* **WHAT TO WORK ON**
Find the lines containing "image" and say how many there are, with no other words.

* **Saved data entries**
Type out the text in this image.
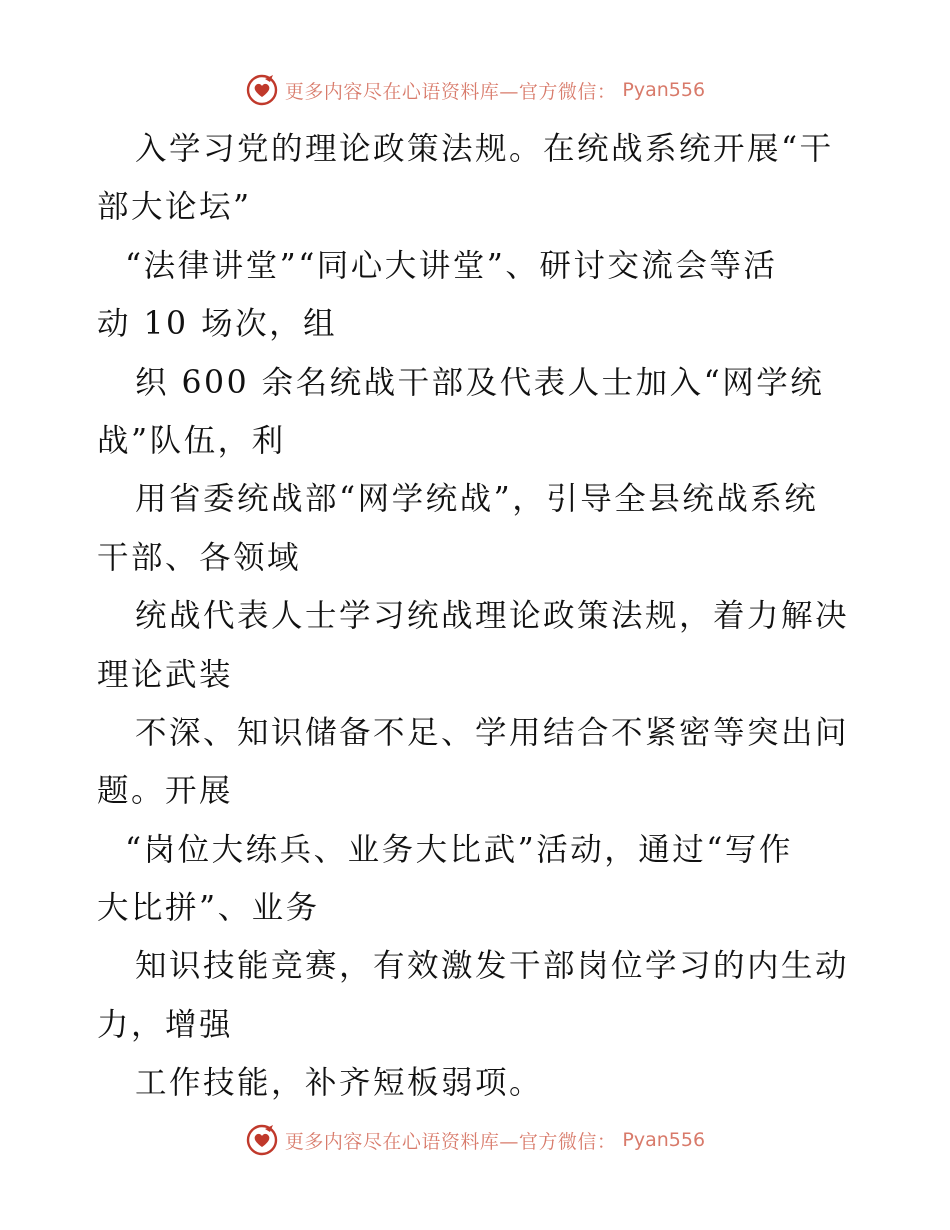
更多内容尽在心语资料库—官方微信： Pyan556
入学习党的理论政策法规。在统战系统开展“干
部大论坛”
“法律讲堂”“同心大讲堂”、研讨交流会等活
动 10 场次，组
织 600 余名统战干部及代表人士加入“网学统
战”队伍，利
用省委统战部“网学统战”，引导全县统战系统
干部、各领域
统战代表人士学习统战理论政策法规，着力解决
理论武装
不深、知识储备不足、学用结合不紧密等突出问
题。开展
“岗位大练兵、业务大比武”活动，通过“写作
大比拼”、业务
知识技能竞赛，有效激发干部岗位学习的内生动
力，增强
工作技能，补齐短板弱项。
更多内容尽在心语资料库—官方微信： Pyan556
==
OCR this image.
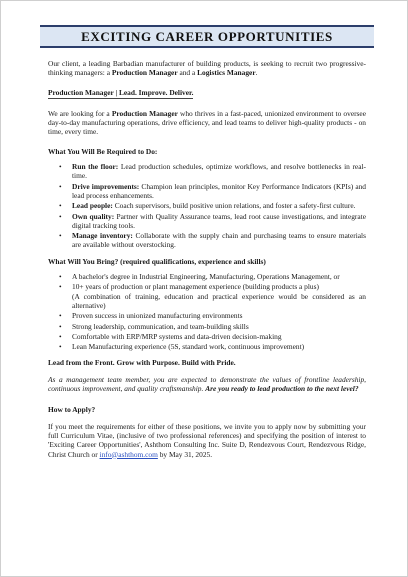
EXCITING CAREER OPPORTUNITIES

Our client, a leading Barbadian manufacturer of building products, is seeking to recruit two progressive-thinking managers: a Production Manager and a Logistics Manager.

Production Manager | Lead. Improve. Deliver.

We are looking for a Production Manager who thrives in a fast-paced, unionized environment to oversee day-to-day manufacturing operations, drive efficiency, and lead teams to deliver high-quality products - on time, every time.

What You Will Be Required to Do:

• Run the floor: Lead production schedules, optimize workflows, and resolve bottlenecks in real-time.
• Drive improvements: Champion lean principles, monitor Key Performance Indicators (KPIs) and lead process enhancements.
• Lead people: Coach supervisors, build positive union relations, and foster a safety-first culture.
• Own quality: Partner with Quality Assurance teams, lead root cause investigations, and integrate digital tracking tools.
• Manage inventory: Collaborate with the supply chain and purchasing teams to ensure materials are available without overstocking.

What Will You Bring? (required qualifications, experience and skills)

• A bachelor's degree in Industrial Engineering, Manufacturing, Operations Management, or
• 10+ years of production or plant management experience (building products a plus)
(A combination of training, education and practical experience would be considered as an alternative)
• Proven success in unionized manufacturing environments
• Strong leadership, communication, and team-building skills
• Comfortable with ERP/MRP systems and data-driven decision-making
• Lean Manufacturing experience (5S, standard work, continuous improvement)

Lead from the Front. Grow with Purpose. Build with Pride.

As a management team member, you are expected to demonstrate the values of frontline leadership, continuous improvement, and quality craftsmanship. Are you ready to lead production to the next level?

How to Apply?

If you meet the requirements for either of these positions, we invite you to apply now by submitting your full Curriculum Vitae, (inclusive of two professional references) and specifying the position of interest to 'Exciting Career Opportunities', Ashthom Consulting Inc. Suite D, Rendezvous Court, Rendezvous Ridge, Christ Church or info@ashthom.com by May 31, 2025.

* **TASK SOLUTION**
2